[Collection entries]
=======
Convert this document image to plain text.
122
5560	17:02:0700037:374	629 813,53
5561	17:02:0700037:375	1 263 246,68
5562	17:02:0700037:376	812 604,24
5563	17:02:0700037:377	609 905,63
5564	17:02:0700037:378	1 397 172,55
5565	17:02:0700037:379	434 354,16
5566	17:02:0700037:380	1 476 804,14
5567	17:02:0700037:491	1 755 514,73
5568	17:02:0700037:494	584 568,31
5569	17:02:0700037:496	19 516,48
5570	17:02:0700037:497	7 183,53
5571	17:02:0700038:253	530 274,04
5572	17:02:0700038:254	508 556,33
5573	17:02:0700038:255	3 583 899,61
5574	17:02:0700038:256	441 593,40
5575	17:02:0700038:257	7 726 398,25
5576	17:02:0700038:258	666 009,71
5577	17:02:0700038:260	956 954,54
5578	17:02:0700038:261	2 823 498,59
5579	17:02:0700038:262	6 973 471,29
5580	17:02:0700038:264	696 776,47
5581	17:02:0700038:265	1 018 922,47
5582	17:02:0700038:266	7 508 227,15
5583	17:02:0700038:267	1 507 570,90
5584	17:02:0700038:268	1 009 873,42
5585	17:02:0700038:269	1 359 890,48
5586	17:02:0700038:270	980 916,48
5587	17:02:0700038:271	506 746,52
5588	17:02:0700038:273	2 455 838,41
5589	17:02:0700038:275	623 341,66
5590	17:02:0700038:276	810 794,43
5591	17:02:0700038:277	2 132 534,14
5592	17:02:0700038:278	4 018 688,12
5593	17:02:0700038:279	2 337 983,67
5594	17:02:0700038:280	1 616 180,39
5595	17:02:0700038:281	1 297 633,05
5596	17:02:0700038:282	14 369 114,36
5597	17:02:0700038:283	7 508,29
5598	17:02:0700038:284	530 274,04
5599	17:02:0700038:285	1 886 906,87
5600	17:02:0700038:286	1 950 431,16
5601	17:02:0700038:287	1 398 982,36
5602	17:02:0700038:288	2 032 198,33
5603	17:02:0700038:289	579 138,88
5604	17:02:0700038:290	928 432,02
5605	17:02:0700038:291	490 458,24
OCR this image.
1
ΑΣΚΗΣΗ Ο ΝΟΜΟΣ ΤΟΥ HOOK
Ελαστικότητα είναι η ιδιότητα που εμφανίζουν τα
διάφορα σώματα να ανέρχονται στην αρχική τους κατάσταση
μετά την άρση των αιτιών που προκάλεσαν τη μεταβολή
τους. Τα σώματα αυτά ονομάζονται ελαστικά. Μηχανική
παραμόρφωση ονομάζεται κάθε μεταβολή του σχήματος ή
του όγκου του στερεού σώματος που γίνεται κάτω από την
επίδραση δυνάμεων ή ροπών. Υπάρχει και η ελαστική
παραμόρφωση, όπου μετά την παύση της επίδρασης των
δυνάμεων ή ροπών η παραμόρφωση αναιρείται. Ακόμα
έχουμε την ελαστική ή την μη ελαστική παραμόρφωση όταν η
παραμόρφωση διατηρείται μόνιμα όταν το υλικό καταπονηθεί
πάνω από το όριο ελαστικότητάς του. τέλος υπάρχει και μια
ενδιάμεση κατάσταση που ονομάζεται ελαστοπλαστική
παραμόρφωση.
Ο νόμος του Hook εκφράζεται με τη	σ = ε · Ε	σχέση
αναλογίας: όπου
=======
**THE REQUEST:** Repeat each record in full; every line must match exactly.

**FINAL ANSWER:**
Convert this document image to plain text.
122
5560	17:02:0700037:374	629 813,53
5561	17:02:0700037:375	1 263 246,68
5562	17:02:0700037:376	812 604,24
5563	17:02:0700037:377	609 905,63
5564	17:02:0700037:378	1 397 172,55
5565	17:02:0700037:379	434 354,16
5566	17:02:0700037:380	1 476 804,14
5567	17:02:0700037:491	1 755 514,73
5568	17:02:0700037:494	584 568,31
5569	17:02:0700037:496	19 516,48
5570	17:02:0700037:497	7 183,53
5571	17:02:0700038:253	530 274,04
5572	17:02:0700038:254	508 556,33
5573	17:02:0700038:255	3 583 899,61
5574	17:02:0700038:256	441 593,40
5575	17:02:0700038:257	7 726 398,25
5576	17:02:0700038:258	666 009,71
5577	17:02:0700038:260	956 954,54
5578	17:02:0700038:261	2 823 498,59
5579	17:02:0700038:262	6 973 471,29
5580	17:02:0700038:264	696 776,47
5581	17:02:0700038:265	1 018 922,47
5582	17:02:0700038:266	7 508 227,15
5583	17:02:0700038:267	1 507 570,90
5584	17:02:0700038:268	1 009 873,42
5585	17:02:0700038:269	1 359 890,48
5586	17:02:0700038:270	980 916,48
5587	17:02:0700038:271	506 746,52
5588	17:02:0700038:273	2 455 838,41
5589	17:02:0700038:275	623 341,66
5590	17:02:0700038:276	810 794,43
5591	17:02:0700038:277	2 132 534,14
5592	17:02:0700038:278	4 018 688,12
5593	17:02:0700038:279	2 337 983,67
5594	17:02:0700038:280	1 616 180,39
5595	17:02:0700038:281	1 297 633,05
5596	17:02:0700038:282	14 369 114,36
5597	17:02:0700038:283	7 508,29
5598	17:02:0700038:284	530 274,04
5599	17:02:0700038:285	1 886 906,87
5600	17:02:0700038:286	1 950 431,16
5601	17:02:0700038:287	1 398 982,36
5602	17:02:0700038:288	2 032 198,33
5603	17:02:0700038:289	579 138,88
5604	17:02:0700038:290	928 432,02
5605	17:02:0700038:291	490 458,24
OCR this image.
1
ΑΣΚΗΣΗ Ο ΝΟΜΟΣ ΤΟΥ HOOK
Ελαστικότητα είναι η ιδιότητα που εμφανίζουν τα
διάφορα σώματα να ανέρχονται στην αρχική τους κατάσταση
μετά την άρση των αιτιών που προκάλεσαν τη μεταβολή
τους. Τα σώματα αυτά ονομάζονται ελαστικά. Μηχανική
παραμόρφωση ονομάζεται κάθε μεταβολή του σχήματος ή
του όγκου του στερεού σώματος που γίνεται κάτω από την
επίδραση δυνάμεων ή ροπών. Υπάρχει και η ελαστική
παραμόρφωση, όπου μετά την παύση της επίδρασης των
δυνάμεων ή ροπών η παραμόρφωση αναιρείται. Ακόμα
έχουμε την ελαστική ή την μη ελαστική παραμόρφωση όταν η
παραμόρφωση διατηρείται μόνιμα όταν το υλικό καταπονηθεί
πάνω από το όριο ελαστικότητάς του. τέλος υπάρχει και μια
ενδιάμεση κατάσταση που ονομάζεται ελαστοπλαστική
παραμόρφωση.
Ο νόμος του Hook εκφράζεται με τη	σ = ε · Ε	σχέση
αναλογίας: όπου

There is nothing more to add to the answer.